REQUIREMENT
Filter the records below for the word "this". Keep each line that has it.

Items from a document page collection
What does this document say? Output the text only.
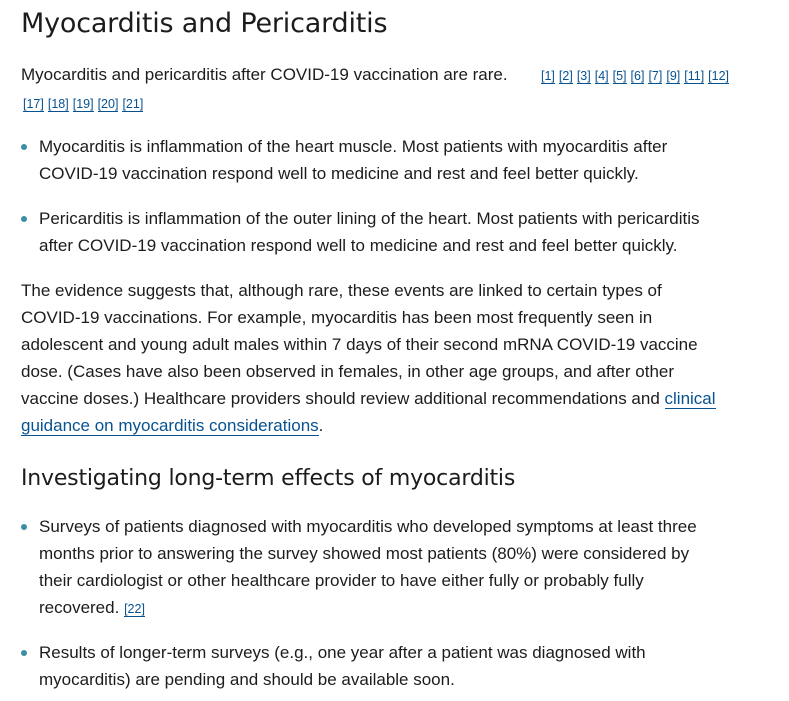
Myocarditis and Pericarditis

Myocarditis and pericarditis after COVID-19 vaccination are rare.	[1] [2] [3] [4] [5] [6] [7] [9] [11] [12]
[17] [18] [19] [20] [21]
Myocarditis is inflammation of the heart muscle. Most patients with myocarditis after
COVID-19 vaccination respond well to medicine and rest and feel better quickly.
Pericarditis is inflammation of the outer lining of the heart. Most patients with pericarditis
after COVID-19 vaccination respond well to medicine and rest and feel better quickly.
The evidence suggests that, although rare, these events are linked to certain types of
COVID-19 vaccinations. For example, myocarditis has been most frequently seen in
adolescent and young adult males within 7 days of their second mRNA COVID-19 vaccine
dose. (Cases have also been observed in females, in other age groups, and after other
vaccine doses.) Healthcare providers should review additional recommendations and clinical
guidance on myocarditis considerations.
Investigating long-term effects of myocarditis
Surveys of patients diagnosed with myocarditis who developed symptoms at least three
months prior to answering the survey showed most patients (80%) were considered by
their cardiologist or other healthcare provider to have either fully or probably fully
recovered. [22]
Results of longer-term surveys (e.g., one year after a patient was diagnosed with
myocarditis) are pending and should be available soon.
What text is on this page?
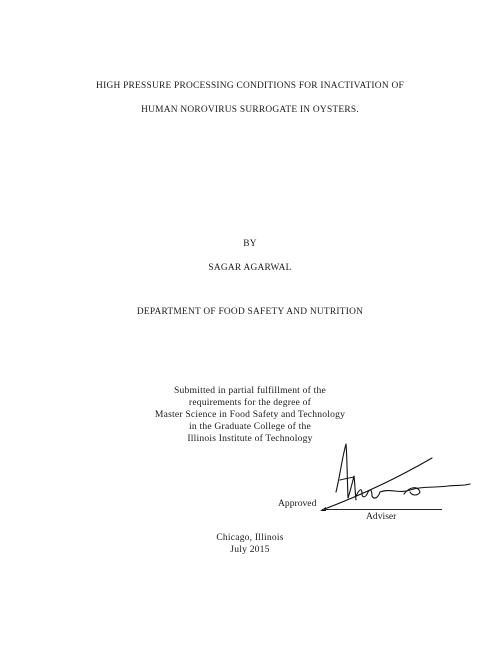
HIGH PRESSURE PROCESSING CONDITIONS FOR INACTIVATION OF
HUMAN NOROVIRUS SURROGATE IN OYSTERS.
BY
SAGAR AGARWAL
DEPARTMENT OF FOOD SAFETY AND NUTRITION
Submitted in partial fulfillment of the
requirements for the degree of
Master Science in Food Safety and Technology
in the Graduate College of the
Illinois Institute of Technology
Approved
Adviser
Chicago, Illinois
July 2015
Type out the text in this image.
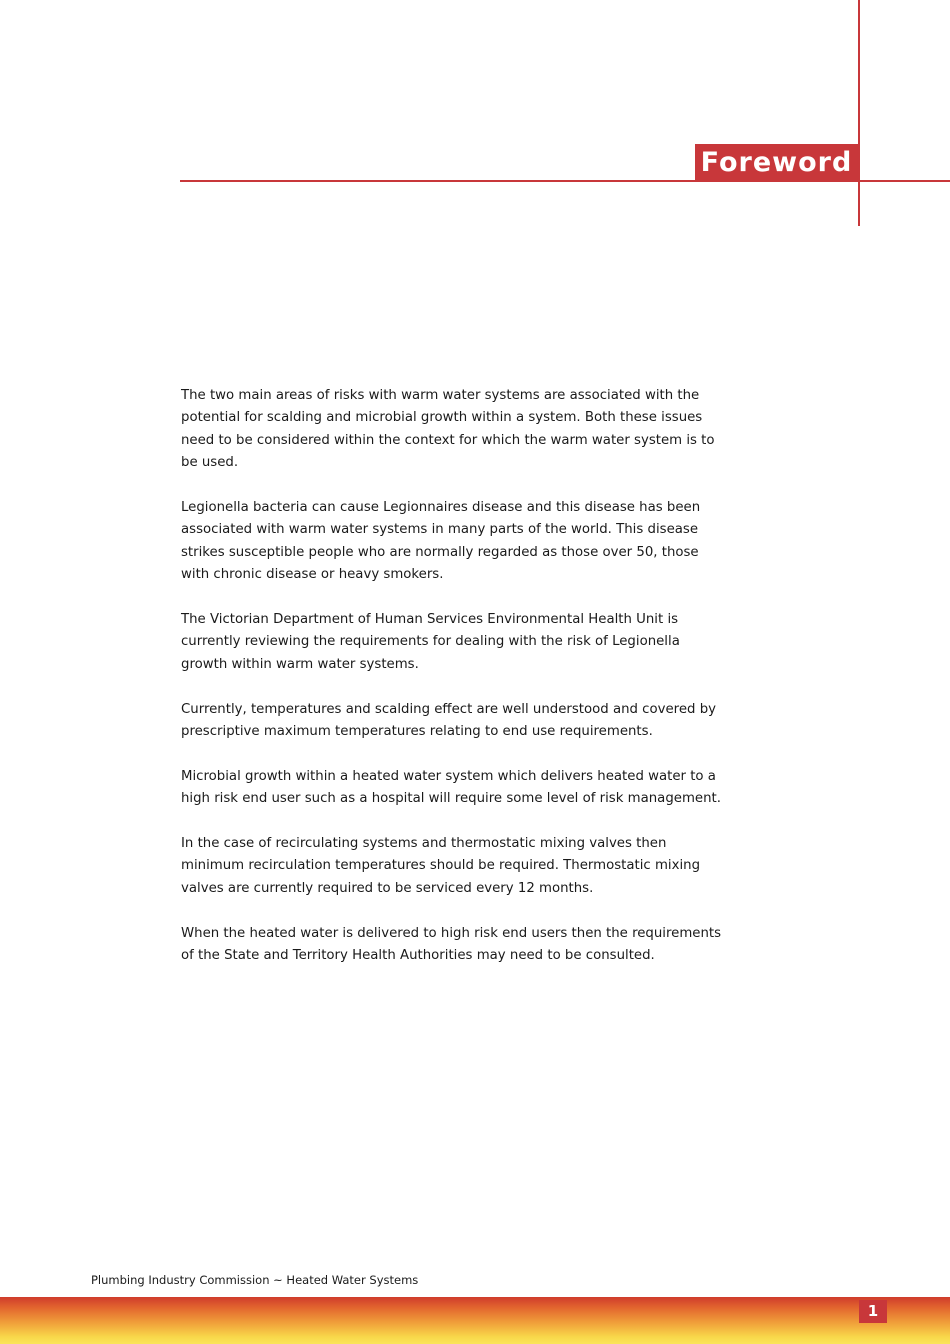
Foreword

The two main areas of risks with warm water systems are associated with the potential for scalding and microbial growth within a system. Both these issues need to be considered within the context for which the warm water system is to be used.

Legionella bacteria can cause Legionnaires disease and this disease has been associated with warm water systems in many parts of the world. This disease strikes susceptible people who are normally regarded as those over 50, those with chronic disease or heavy smokers.

The Victorian Department of Human Services Environmental Health Unit is currently reviewing the requirements for dealing with the risk of Legionella growth within warm water systems.

Currently, temperatures and scalding effect are well understood and covered by prescriptive maximum temperatures relating to end use requirements.

Microbial growth within a heated water system which delivers heated water to a high risk end user such as a hospital will require some level of risk management.

In the case of recirculating systems and thermostatic mixing valves then minimum recirculation temperatures should be required. Thermostatic mixing valves are currently required to be serviced every 12 months.

When the heated water is delivered to high risk end users then the requirements of the State and Territory Health Authorities may need to be consulted.

Plumbing Industry Commission ~ Heated Water Systems
1
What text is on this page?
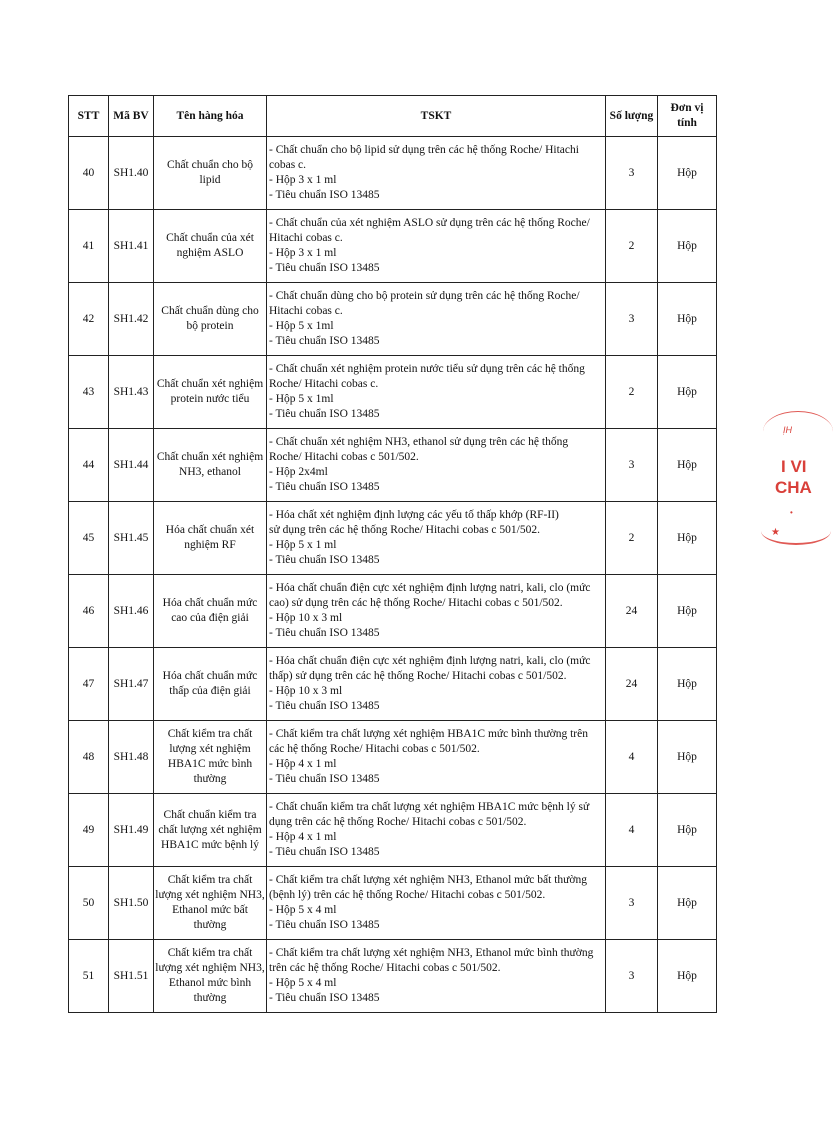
STT	Mã BV	Tên hàng hóa	TSKT	Số lượng	Đơn vị
tính

40	SH1.40	Chất chuẩn cho bộ
lipid	- Chất chuẩn cho bộ lipid sử dụng trên các hệ thống Roche/ Hitachi
cobas c.
- Hộp 3 x 1 ml
- Tiêu chuẩn ISO 13485	3	Hộp
41	SH1.41	Chất chuẩn của xét
nghiệm ASLO	- Chất chuẩn của xét nghiệm ASLO sử dụng trên các hệ thống Roche/
Hitachi cobas c.
- Hộp 3 x 1 ml
- Tiêu chuẩn ISO 13485	2	Hộp
42	SH1.42	Chất chuẩn dùng cho
bộ protein	- Chất chuẩn dùng cho bộ protein sử dụng trên các hệ thống Roche/
Hitachi cobas c.
- Hộp 5 x 1ml
- Tiêu chuẩn ISO 13485	3	Hộp
43	SH1.43	Chất chuẩn xét nghiệm
protein nước tiểu	- Chất chuẩn xét nghiệm protein nước tiểu sử dụng trên các hệ thống
Roche/ Hitachi cobas c.
- Hộp 5 x 1ml
- Tiêu chuẩn ISO 13485	2	Hộp
44	SH1.44	Chất chuẩn xét nghiệm
NH3, ethanol	- Chất chuẩn xét nghiệm NH3, ethanol sử dụng trên các hệ thống
Roche/ Hitachi cobas c 501/502.
- Hộp 2x4ml
- Tiêu chuẩn ISO 13485	3	Hộp
45	SH1.45	Hóa chất chuẩn xét
nghiệm RF	- Hóa chất xét nghiệm định lượng các yếu tố thấp khớp (RF-II)
sử dụng trên các hệ thống Roche/ Hitachi cobas c 501/502.
- Hộp 5 x 1 ml
- Tiêu chuẩn ISO 13485	2	Hộp
46	SH1.46	Hóa chất chuẩn mức
cao của điện giải	- Hóa chất chuẩn điện cực xét nghiệm định lượng natri, kali, clo (mức
cao) sử dụng trên các hệ thống Roche/ Hitachi cobas c 501/502.
- Hộp 10 x 3 ml
- Tiêu chuẩn ISO 13485	24	Hộp
47	SH1.47	Hóa chất chuẩn mức
thấp của điện giải	- Hóa chất chuẩn điện cực xét nghiệm định lượng natri, kali, clo (mức
thấp) sử dụng trên các hệ thống Roche/ Hitachi cobas c 501/502.
- Hộp 10 x 3 ml
- Tiêu chuẩn ISO 13485	24	Hộp
48	SH1.48	Chất kiểm tra chất
lượng xét nghiệm
HBA1C mức bình
thường	- Chất kiểm tra chất lượng xét nghiệm HBA1C mức bình thường trên
các hệ thống Roche/ Hitachi cobas c 501/502.
- Hộp 4 x 1 ml
- Tiêu chuẩn ISO 13485	4	Hộp
49	SH1.49	Chất chuẩn kiểm tra
chất lượng xét nghiệm
HBA1C mức bệnh lý	- Chất chuẩn kiểm tra chất lượng xét nghiệm HBA1C mức bệnh lý sử
dụng trên các hệ thống Roche/ Hitachi cobas c 501/502.
- Hộp 4 x 1 ml
- Tiêu chuẩn ISO 13485	4	Hộp
50	SH1.50	Chất kiểm tra chất
lượng xét nghiệm NH3,
Ethanol mức bất
thường	- Chất kiểm tra chất lượng xét nghiệm NH3, Ethanol mức bất thường
(bệnh lý) trên các hệ thống Roche/ Hitachi cobas c 501/502.
- Hộp 5 x 4 ml
- Tiêu chuẩn ISO 13485	3	Hộp
51	SH1.51	Chất kiểm tra chất
lượng xét nghiệm NH3,
Ethanol mức bình
thường	- Chất kiểm tra chất lượng xét nghiệm NH3, Ethanol mức bình thường
trên các hệ thống Roche/ Hitachi cobas c 501/502.
- Hộp 5 x 4 ml
- Tiêu chuẩn ISO 13485	3	Hộp
ỊH
I VI
CHA
•
★
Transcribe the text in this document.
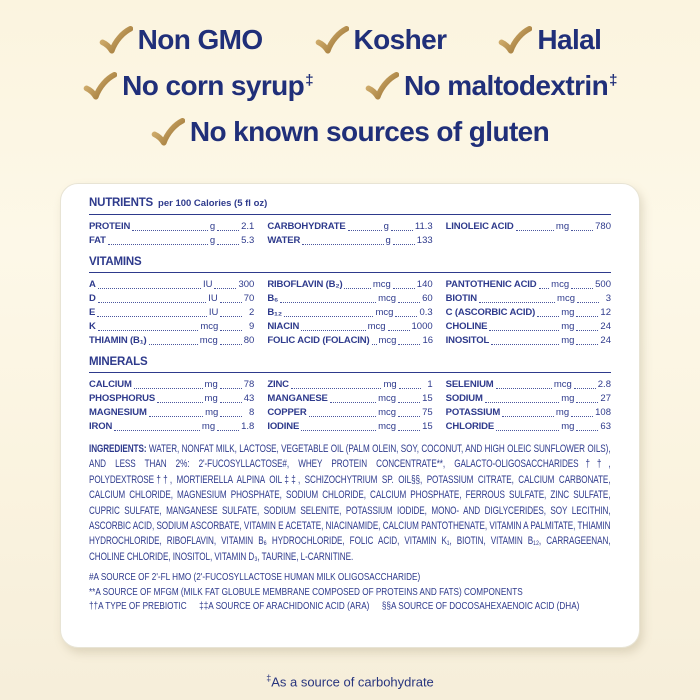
Non GMO	Kosher	Halal
No corn syrup ‡	No maltodextrin ‡
No known sources of gluten
NUTRIENTS per 100 Calories (5 fl oz)
PROTEIN	g	2.1
FAT	g	5.3
CARBOHYDRATE	g	11.3
WATER	g	133
LINOLEIC ACID	mg	780
VITAMINS
A	IU	300
D	IU	70
E	IU	2
K	mcg	9
THIAMIN (B₁)	mcg	80
RIBOFLAVIN (B₂)	mcg	140
B₆	mcg	60
B₁₂	mcg	0.3
NIACIN	mcg	1000
FOLIC ACID (FOLACIN) mcg	16
PANTOTHENIC ACID mcg	500
BIOTIN	mcg	3
C (ASCORBIC ACID)	mg	12
CHOLINE	mg	24
INOSITOL	mg	24
MINERALS
CALCIUM	mg	78
PHOSPHORUS	mg	43
MAGNESIUM	mg	8
IRON	mg	1.8
ZINC	mg	1
MANGANESE	mcg	15
COPPER	mcg	75
IODINE	mcg	15
SELENIUM	mcg	2.8
SODIUM	mg	27
POTASSIUM	mg	108
CHLORIDE	mg	63

INGREDIENTS: WATER, NONFAT MILK, LACTOSE, VEGETABLE OIL (PALM OLEIN, SOY, COCONUT, AND HIGH OLEIC SUNFLOWER OILS), AND LESS THAN 2%: 2'-FUCOSYLLACTOSE#, WHEY PROTEIN CONCENTRATE**, GALACTO-OLIGOSACCHARIDES††, POLYDEXTROSE††, MORTIERELLA ALPINA OIL‡‡, SCHIZOCHYTRIUM SP. OIL§§, POTASSIUM CITRATE, CALCIUM CARBONATE, CALCIUM CHLORIDE, MAGNESIUM PHOSPHATE, SODIUM CHLORIDE, CALCIUM PHOSPHATE, FERROUS SULFATE, ZINC SULFATE, CUPRIC SULFATE, MANGANESE SULFATE, SODIUM SELENITE, POTASSIUM IODIDE, MONO- AND DIGLYCERIDES, SOY LECITHIN, ASCORBIC ACID, SODIUM ASCORBATE, VITAMIN E ACETATE, NIACINAMIDE, CALCIUM PANTOTHENATE, VITAMIN A PALMITATE, THIAMIN HYDROCHLORIDE, RIBOFLAVIN, VITAMIN B₆ HYDROCHLORIDE, FOLIC ACID, VITAMIN K₁, BIOTIN, VITAMIN B₁₂, CARRAGEENAN, CHOLINE CHLORIDE, INOSITOL, VITAMIN D₃, TAURINE, L-CARNITINE.

#A SOURCE OF 2'-FL HMO (2'-FUCOSYLLACTOSE HUMAN MILK OLIGOSACCHARIDE)
**A SOURCE OF MFGM (MILK FAT GLOBULE MEMBRANE COMPOSED OF PROTEINS AND FATS) COMPONENTS
††A TYPE OF PREBIOTIC ‡‡A SOURCE OF ARACHIDONIC ACID (ARA) §§A SOURCE OF DOCOSAHEXAENOIC ACID (DHA)
‡As a source of carbohydrate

WRITTEN RESPONSE
What does this document say? Output the text only.
What text is on this page?
Type out the text in this image.
Legionella bacteria can cause Legionnaires disease and this disease has been associated with warm water systems in many parts of the world. This disease strikes susceptible people who are normally regarded as those over 50, those with chronic disease or heavy smokers.
What text is on this page?
Transcribe the text in this document.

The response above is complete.